- What the task asks:
After going through the data below, state how many lines contain "docosapentaenoic", and nothing else.

- Supplied records:
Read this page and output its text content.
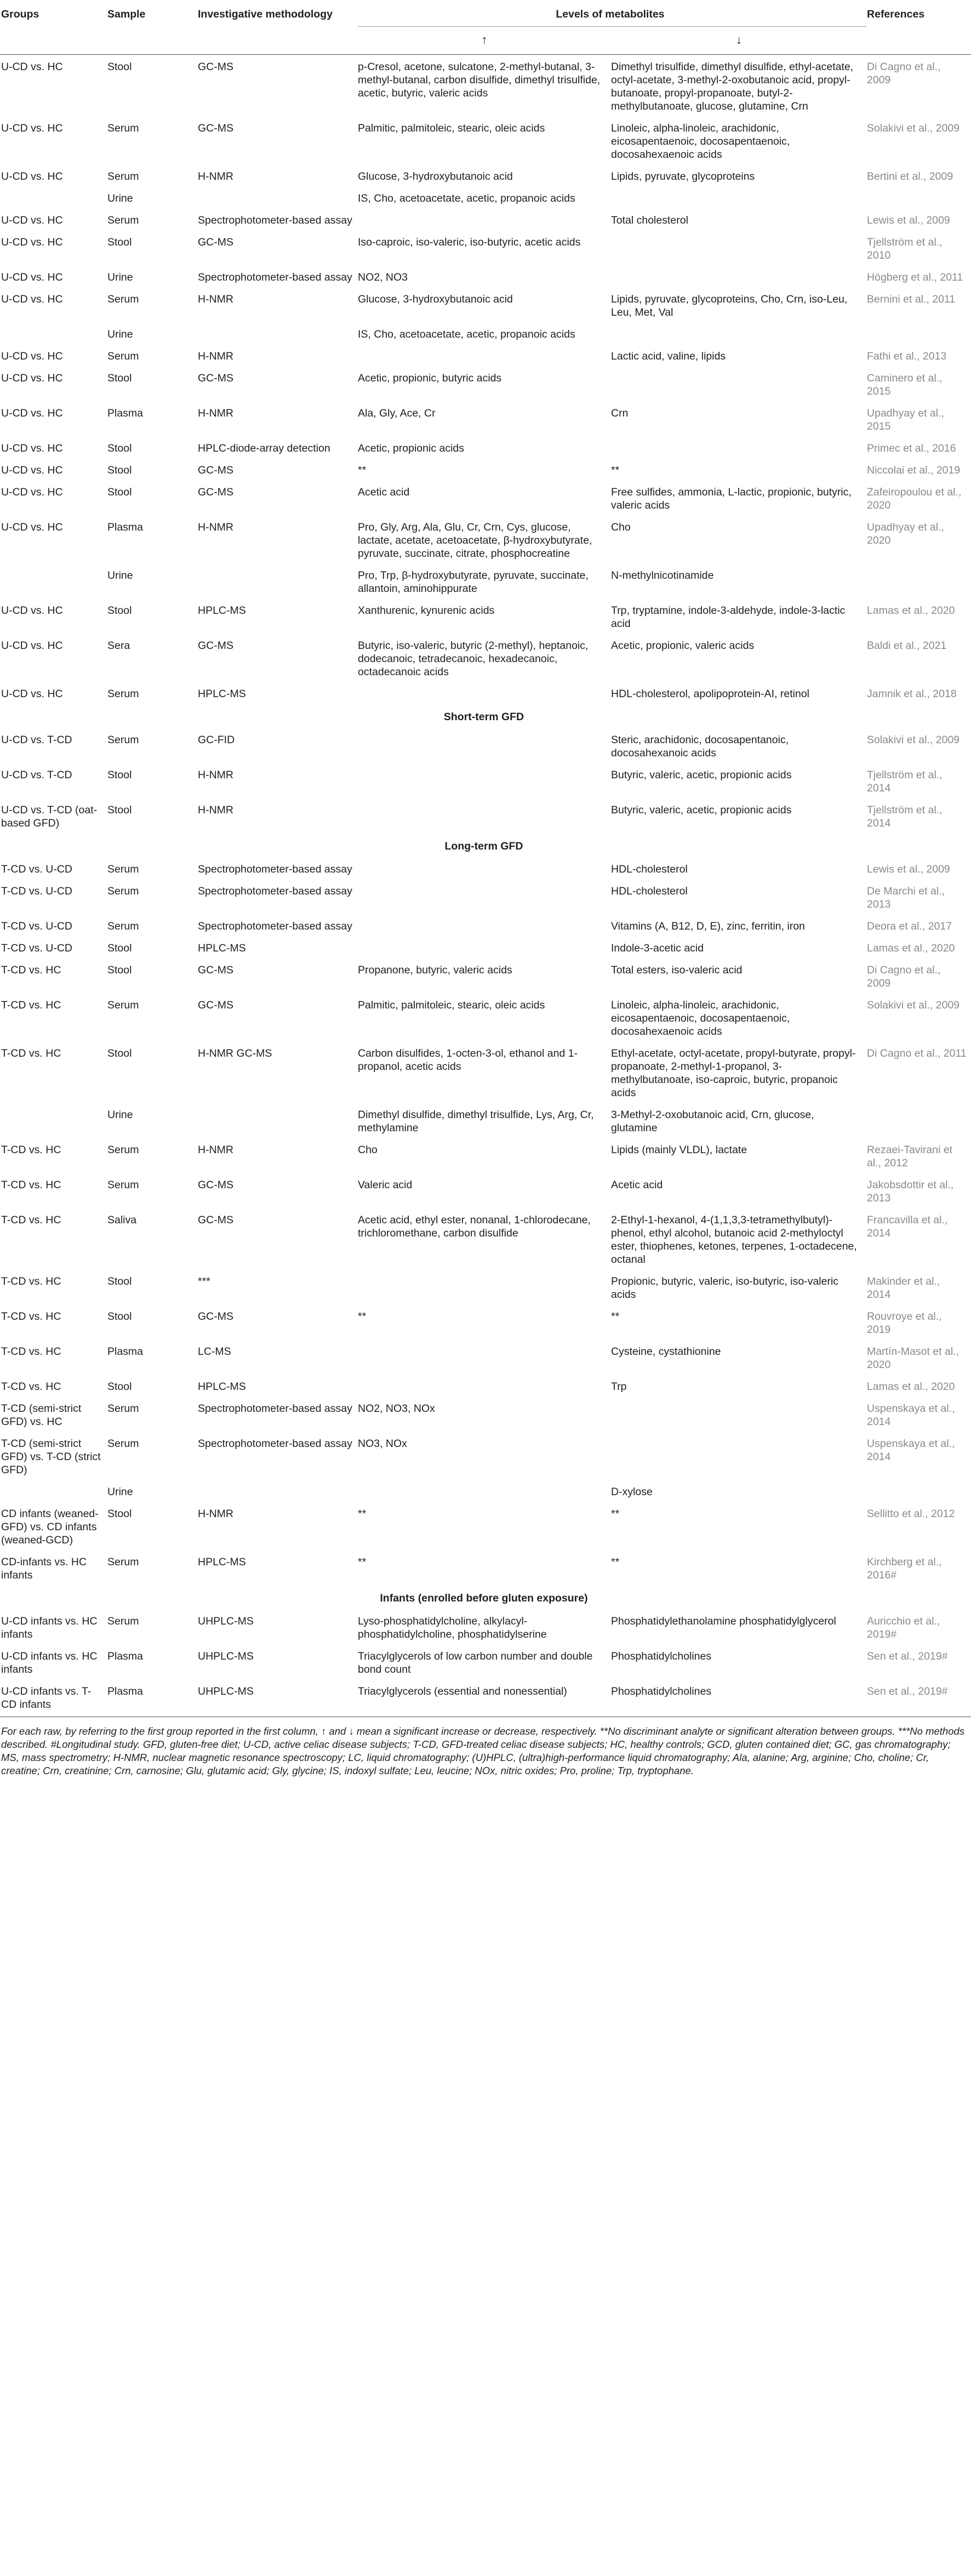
Groups	Sample	Investigative methodology	Levels of metabolites		References
			↑	↓	
U-CD vs. HC	Stool	GC-MS	p-Cresol, acetone, sulcatone, 2-methyl-butanal, 3-methyl-butanal, carbon disulfide, dimethyl trisulfide, acetic, butyric, valeric acids	Dimethyl trisulfide, dimethyl disulfide, ethyl-acetate, octyl-acetate, 3-methyl-2-oxobutanoic acid, propyl-butanoate, propyl-propanoate, butyl-2-methylbutanoate, glucose, glutamine, Crn	Di Cagno et al., 2009
U-CD vs. HC	Serum	GC-MS	Palmitic, palmitoleic, stearic, oleic acids	Linoleic, alpha-linoleic, arachidonic, eicosapentaenoic, docosapentaenoic, docosahexaenoic acids	Solakivi et al., 2009
U-CD vs. HC	Serum	H-NMR	Glucose, 3-hydroxybutanoic acid	Lipids, pyruvate, glycoproteins	Bertini et al., 2009
	Urine		IS, Cho, acetoacetate, acetic, propanoic acids		
U-CD vs. HC	Serum	Spectrophotometer-based assay		Total cholesterol	Lewis et al., 2009
U-CD vs. HC	Stool	GC-MS	Iso-caproic, iso-valeric, iso-butyric, acetic acids		Tjellström et al., 2010
U-CD vs. HC	Urine	Spectrophotometer-based assay	NO2, NO3		Högberg et al., 2011
U-CD vs. HC	Serum	H-NMR	Glucose, 3-hydroxybutanoic acid	Lipids, pyruvate, glycoproteins, Cho, Crn, iso-Leu, Leu, Met, Val	Bernini et al., 2011
	Urine		IS, Cho, acetoacetate, acetic, propanoic acids		
U-CD vs. HC	Serum	H-NMR		Lactic acid, valine, lipids	Fathi et al., 2013
U-CD vs. HC	Stool	GC-MS	Acetic, propionic, butyric acids		Caminero et al., 2015
U-CD vs. HC	Plasma	H-NMR	Ala, Gly, Ace, Cr	Crn	Upadhyay et al., 2015
U-CD vs. HC	Stool	HPLC-diode-array detection	Acetic, propionic acids		Primec et al., 2016
U-CD vs. HC	Stool	GC-MS	**	**	Niccolai et al., 2019
U-CD vs. HC	Stool	GC-MS	Acetic acid	Free sulfides, ammonia, L-lactic, propionic, butyric, valeric acids	Zafeiropoulou et al., 2020
U-CD vs. HC	Plasma	H-NMR	Pro, Gly, Arg, Ala, Glu, Cr, Crn, Cys, glucose, lactate, acetate, acetoacetate, β-hydroxybutyrate, pyruvate, succinate, citrate, phosphocreatine	Cho	Upadhyay et al., 2020
	Urine		Pro, Trp, β-hydroxybutyrate, pyruvate, succinate, allantoin, aminohippurate	N-methylnicotinamide	
U-CD vs. HC	Stool	HPLC-MS	Xanthurenic, kynurenic acids	Trp, tryptamine, indole-3-aldehyde, indole-3-lactic acid	Lamas et al., 2020
U-CD vs. HC	Sera	GC-MS	Butyric, iso-valeric, butyric (2-methyl), heptanoic, dodecanoic, tetradecanoic, hexadecanoic, octadecanoic acids	Acetic, propionic, valeric acids	Baldi et al., 2021
U-CD vs. HC	Serum	HPLC-MS		HDL-cholesterol, apolipoprotein-AI, retinol	Jamnik et al., 2018
Short-term GFD					
U-CD vs. T-CD	Serum	GC-FID		Steric, arachidonic, docosapentanoic, docosahexanoic acids	Solakivi et al., 2009
U-CD vs. T-CD	Stool	H-NMR		Butyric, valeric, acetic, propionic acids	Tjellström et al., 2014
U-CD vs. T-CD (oat-based GFD)	Stool	H-NMR		Butyric, valeric, acetic, propionic acids	Tjellström et al., 2014
Long-term GFD					
T-CD vs. U-CD	Serum	Spectrophotometer-based assay		HDL-cholesterol	Lewis et al., 2009
T-CD vs. U-CD	Serum	Spectrophotometer-based assay		HDL-cholesterol	De Marchi et al., 2013
T-CD vs. U-CD	Serum	Spectrophotometer-based assay		Vitamins (A, B12, D, E), zinc, ferritin, iron	Deora et al., 2017
T-CD vs. U-CD	Stool	HPLC-MS		Indole-3-acetic acid	Lamas et al., 2020
T-CD vs. HC	Stool	GC-MS	Propanone, butyric, valeric acids	Total esters, iso-valeric acid	Di Cagno et al., 2009
T-CD vs. HC	Serum	GC-MS	Palmitic, palmitoleic, stearic, oleic acids	Linoleic, alpha-linoleic, arachidonic, eicosapentaenoic, docosapentaenoic, docosahexaenoic acids	Solakivi et al., 2009
T-CD vs. HC	Stool	H-NMR GC-MS	Carbon disulfides, 1-octen-3-ol, ethanol and 1-propanol, acetic acids	Ethyl-acetate, octyl-acetate, propyl-butyrate, propyl-propanoate, 2-methyl-1-propanol, 3-methylbutanoate, iso-caproic, butyric, propanoic acids	Di Cagno et al., 2011
	Urine		Dimethyl disulfide, dimethyl trisulfide, Lys, Arg, Cr, methylamine	3-Methyl-2-oxobutanoic acid, Crn, glucose, glutamine	
T-CD vs. HC	Serum	H-NMR	Cho	Lipids (mainly VLDL), lactate	Rezaei-Tavirani et al., 2012
T-CD vs. HC	Serum	GC-MS	Valeric acid	Acetic acid	Jakobsdottir et al., 2013
T-CD vs. HC	Saliva	GC-MS	Acetic acid, ethyl ester, nonanal, 1-chlorodecane, trichloromethane, carbon disulfide	2-Ethyl-1-hexanol, 4-(1,1,3,3-tetramethylbutyl)-phenol, ethyl alcohol, butanoic acid 2-methyloctyl ester, thiophenes, ketones, terpenes, 1-octadecene, octanal	Francavilla et al., 2014
T-CD vs. HC	Stool	***		Propionic, butyric, valeric, iso-butyric, iso-valeric acids	Makinder et al., 2014
T-CD vs. HC	Stool	GC-MS	**	**	Rouvroye et al., 2019
T-CD vs. HC	Plasma	LC-MS		Cysteine, cystathionine	Martín-Masot et al., 2020
T-CD vs. HC	Stool	HPLC-MS		Trp	Lamas et al., 2020
T-CD (semi-strict GFD) vs. HC	Serum	Spectrophotometer-based assay	NO2, NO3, NOx		Uspenskaya et al., 2014
T-CD (semi-strict GFD) vs. T-CD (strict GFD)	Serum	Spectrophotometer-based assay	NO3, NOx		Uspenskaya et al., 2014
	Urine			D-xylose	
CD infants (weaned-GFD) vs. CD infants (weaned-GCD)	Stool	H-NMR	**	**	Sellitto et al., 2012
CD-infants vs. HC infants	Serum	HPLC-MS	**	**	Kirchberg et al., 2016#
Infants (enrolled before gluten exposure)					
U-CD infants vs. HC infants	Serum	UHPLC-MS	Lyso-phosphatidylcholine, alkylacyl-phosphatidylcholine, phosphatidylserine	Phosphatidylethanolamine phosphatidylglycerol	Auricchio et al., 2019#
U-CD infants vs. HC infants	Plasma	UHPLC-MS	Triacylglycerols of low carbon number and double bond count	Phosphatidylcholines	Sen et al., 2019#
U-CD infants vs. T-CD infants	Plasma	UHPLC-MS	Triacylglycerols (essential and nonessential)	Phosphatidylcholines	Sen et al., 2019#
For each raw, by referring to the first group reported in the first column, ↑ and ↓ mean a significant increase or decrease, respectively. **No discriminant analyte or significant alteration between groups. ***No methods described. #Longitudinal study. GFD, gluten-free diet; U-CD, active celiac disease subjects; T-CD, GFD-treated celiac disease subjects; HC, healthy controls; GCD, gluten contained diet; GC, gas chromatography; MS, mass spectrometry; H-NMR, nuclear magnetic resonance spectroscopy; LC, liquid chromatography; (U)HPLC, (ultra)high-performance liquid chromatography; Ala, alanine; Arg, arginine; Cho, choline; Cr, creatine; Crn, creatinine; Crn, carnosine; Glu, glutamic acid; Gly, glycine; IS, indoxyl sulfate; Leu, leucine; NOx, nitric oxides; Pro, proline; Trp, tryptophane.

- Your response:
2